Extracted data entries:
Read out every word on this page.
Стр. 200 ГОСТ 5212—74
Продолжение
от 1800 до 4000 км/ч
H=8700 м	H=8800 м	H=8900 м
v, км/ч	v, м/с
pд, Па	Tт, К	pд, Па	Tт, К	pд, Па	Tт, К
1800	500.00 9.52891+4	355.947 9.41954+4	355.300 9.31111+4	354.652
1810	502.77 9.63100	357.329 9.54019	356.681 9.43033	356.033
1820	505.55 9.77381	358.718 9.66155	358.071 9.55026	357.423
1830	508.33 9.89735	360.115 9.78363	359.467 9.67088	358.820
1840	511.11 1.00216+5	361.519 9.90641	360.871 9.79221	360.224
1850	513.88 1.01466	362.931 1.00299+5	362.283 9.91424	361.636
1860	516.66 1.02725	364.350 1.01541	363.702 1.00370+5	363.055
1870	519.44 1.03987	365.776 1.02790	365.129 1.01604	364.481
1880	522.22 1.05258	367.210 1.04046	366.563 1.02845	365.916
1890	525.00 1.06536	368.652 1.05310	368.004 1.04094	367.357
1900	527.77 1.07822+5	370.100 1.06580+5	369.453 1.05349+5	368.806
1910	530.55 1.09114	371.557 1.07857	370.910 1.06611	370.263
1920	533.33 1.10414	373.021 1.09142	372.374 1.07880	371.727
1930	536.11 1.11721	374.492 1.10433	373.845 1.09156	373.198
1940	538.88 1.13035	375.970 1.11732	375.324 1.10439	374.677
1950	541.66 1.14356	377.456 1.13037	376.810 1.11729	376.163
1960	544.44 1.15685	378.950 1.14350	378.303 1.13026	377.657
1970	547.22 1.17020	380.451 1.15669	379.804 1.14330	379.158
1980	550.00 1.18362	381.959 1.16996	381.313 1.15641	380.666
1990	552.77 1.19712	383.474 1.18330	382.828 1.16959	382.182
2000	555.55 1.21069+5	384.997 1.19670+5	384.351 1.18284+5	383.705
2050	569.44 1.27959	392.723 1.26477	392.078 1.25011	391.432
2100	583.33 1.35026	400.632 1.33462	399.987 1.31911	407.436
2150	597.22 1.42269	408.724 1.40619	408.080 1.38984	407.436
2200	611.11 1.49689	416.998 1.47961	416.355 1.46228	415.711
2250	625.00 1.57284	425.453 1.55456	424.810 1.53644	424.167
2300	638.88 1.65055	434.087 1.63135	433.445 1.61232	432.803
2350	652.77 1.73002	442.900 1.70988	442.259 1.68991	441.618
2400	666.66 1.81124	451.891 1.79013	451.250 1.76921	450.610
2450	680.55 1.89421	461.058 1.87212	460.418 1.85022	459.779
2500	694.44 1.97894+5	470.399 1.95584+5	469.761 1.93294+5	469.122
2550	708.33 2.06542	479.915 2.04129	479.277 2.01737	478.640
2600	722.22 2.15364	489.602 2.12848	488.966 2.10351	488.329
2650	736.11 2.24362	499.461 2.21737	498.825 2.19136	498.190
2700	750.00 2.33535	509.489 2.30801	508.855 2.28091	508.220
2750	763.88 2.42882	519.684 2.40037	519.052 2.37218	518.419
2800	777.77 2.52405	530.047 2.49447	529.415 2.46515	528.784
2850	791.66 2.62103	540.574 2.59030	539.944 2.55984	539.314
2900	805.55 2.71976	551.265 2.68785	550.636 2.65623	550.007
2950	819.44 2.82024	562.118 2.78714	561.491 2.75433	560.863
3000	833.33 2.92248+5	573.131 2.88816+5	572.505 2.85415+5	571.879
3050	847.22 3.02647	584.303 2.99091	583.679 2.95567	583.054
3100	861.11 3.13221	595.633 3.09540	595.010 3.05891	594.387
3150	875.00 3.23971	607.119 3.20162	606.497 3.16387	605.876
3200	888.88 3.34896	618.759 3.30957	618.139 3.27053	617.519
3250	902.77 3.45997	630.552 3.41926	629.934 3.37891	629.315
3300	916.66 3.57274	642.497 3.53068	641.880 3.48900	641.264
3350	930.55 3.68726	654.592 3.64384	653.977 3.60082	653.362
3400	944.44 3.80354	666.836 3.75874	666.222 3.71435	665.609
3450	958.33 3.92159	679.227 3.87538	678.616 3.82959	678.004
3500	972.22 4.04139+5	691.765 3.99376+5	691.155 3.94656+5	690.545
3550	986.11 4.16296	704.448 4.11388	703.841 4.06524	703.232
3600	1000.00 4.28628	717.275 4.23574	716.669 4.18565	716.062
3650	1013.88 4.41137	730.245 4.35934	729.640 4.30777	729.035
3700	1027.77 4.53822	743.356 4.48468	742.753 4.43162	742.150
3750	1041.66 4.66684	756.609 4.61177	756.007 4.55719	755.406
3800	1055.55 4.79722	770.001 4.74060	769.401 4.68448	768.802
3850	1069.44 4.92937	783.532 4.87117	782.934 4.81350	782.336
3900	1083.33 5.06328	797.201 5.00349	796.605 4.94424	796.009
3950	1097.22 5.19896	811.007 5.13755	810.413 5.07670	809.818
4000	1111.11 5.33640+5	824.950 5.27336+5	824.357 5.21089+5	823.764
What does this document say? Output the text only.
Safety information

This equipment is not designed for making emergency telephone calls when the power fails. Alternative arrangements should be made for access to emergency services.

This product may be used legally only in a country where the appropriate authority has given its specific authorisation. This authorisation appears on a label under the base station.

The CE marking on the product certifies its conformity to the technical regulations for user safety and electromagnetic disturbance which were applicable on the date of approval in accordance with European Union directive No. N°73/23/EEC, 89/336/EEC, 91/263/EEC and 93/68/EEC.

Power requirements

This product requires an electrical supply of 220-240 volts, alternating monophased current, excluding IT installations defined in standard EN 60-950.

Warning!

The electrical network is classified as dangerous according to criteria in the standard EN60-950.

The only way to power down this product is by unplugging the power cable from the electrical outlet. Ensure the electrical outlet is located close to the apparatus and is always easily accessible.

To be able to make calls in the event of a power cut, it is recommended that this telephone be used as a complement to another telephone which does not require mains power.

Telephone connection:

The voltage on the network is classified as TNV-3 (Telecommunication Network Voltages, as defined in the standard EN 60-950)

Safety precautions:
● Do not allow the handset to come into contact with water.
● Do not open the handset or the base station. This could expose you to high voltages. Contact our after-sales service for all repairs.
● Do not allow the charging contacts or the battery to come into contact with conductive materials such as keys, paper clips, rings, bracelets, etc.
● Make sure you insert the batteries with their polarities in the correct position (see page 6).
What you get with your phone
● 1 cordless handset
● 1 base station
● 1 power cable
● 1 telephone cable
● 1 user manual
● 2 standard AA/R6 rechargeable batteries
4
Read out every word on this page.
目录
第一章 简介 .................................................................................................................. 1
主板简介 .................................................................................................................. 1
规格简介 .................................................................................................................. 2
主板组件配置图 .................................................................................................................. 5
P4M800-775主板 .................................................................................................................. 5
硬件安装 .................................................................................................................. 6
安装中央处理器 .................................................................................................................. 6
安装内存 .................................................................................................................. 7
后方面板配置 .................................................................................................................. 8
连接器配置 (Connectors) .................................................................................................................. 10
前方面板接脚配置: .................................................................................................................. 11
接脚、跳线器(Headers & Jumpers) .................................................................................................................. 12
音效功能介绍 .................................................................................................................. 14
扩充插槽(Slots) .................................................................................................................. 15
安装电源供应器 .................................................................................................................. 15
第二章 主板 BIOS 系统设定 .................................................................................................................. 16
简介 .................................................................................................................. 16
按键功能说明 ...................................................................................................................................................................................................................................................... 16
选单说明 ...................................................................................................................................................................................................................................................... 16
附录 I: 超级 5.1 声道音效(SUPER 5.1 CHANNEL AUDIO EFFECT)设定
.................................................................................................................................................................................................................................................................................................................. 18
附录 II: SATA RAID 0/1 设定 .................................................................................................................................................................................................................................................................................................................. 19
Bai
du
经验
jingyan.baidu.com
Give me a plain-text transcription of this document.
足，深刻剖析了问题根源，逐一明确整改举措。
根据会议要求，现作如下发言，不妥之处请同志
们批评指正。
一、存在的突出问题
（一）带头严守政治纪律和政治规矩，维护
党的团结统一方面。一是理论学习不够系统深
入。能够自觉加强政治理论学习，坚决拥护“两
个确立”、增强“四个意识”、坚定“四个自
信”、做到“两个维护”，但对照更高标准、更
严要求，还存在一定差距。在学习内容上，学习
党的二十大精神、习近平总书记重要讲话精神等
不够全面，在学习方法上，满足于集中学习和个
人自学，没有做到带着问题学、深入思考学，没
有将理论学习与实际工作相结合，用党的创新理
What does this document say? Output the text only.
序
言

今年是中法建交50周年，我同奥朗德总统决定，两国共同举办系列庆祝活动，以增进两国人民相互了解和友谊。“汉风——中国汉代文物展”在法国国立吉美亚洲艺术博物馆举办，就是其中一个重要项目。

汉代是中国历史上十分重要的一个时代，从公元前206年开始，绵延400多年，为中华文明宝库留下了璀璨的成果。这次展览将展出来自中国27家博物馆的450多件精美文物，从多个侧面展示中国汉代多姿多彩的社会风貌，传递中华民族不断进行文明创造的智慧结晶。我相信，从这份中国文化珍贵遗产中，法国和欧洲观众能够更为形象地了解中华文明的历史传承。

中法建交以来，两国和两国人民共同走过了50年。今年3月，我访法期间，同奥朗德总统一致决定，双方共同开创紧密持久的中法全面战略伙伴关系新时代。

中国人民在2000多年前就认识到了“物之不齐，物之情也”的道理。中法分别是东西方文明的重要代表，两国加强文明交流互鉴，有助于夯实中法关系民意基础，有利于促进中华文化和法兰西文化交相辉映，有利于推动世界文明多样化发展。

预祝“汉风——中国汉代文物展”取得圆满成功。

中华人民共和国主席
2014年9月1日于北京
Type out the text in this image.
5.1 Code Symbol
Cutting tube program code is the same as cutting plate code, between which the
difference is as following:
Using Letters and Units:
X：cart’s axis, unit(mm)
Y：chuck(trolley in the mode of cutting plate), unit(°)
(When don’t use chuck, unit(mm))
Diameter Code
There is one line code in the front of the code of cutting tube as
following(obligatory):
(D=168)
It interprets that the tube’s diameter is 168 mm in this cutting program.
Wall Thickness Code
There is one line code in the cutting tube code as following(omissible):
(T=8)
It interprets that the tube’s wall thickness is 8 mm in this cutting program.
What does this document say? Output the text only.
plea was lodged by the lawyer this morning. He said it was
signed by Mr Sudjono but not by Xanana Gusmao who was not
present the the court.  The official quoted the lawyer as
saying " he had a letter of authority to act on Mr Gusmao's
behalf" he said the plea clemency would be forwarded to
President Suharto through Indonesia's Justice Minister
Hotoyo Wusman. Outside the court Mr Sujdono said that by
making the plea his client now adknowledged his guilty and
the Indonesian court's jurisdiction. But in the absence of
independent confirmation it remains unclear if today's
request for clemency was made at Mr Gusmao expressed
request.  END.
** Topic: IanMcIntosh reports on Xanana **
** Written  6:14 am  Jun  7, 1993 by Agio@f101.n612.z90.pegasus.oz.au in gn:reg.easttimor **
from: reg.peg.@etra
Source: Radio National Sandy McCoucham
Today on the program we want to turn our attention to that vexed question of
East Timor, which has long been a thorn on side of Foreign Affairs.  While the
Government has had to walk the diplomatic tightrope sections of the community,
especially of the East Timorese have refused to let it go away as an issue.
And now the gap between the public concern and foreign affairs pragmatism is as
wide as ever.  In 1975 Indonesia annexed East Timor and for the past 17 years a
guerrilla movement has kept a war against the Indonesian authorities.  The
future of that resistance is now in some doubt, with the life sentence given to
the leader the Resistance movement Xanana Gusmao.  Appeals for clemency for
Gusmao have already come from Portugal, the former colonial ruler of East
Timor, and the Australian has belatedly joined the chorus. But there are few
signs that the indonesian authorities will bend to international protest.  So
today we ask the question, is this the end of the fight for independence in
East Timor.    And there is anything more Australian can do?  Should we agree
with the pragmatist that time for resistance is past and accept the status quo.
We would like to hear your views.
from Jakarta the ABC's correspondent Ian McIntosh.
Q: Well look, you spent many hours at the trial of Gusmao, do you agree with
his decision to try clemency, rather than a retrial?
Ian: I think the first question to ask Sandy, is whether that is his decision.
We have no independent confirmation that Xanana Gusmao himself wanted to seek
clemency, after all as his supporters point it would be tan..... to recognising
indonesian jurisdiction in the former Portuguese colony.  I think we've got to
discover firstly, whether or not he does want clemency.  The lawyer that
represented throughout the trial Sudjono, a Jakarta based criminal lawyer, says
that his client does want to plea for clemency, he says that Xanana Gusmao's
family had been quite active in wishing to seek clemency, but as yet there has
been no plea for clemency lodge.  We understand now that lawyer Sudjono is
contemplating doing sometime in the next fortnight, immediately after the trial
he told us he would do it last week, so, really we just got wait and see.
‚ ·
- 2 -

● **INSTRUCTIONS FOR THE TASK**
Search the entries for the word "come" and gather every line where it appears.

● **SOLUTION TO THE EXERCISE**
● Do not allow the handset to come into contact with water.
● Do not allow the charging contacts or the battery to come into contact with conductive materials such as keys, paper clips, rings, bracelets, etc.
Gusmao have already come from Portugal, the former colonial ruler of East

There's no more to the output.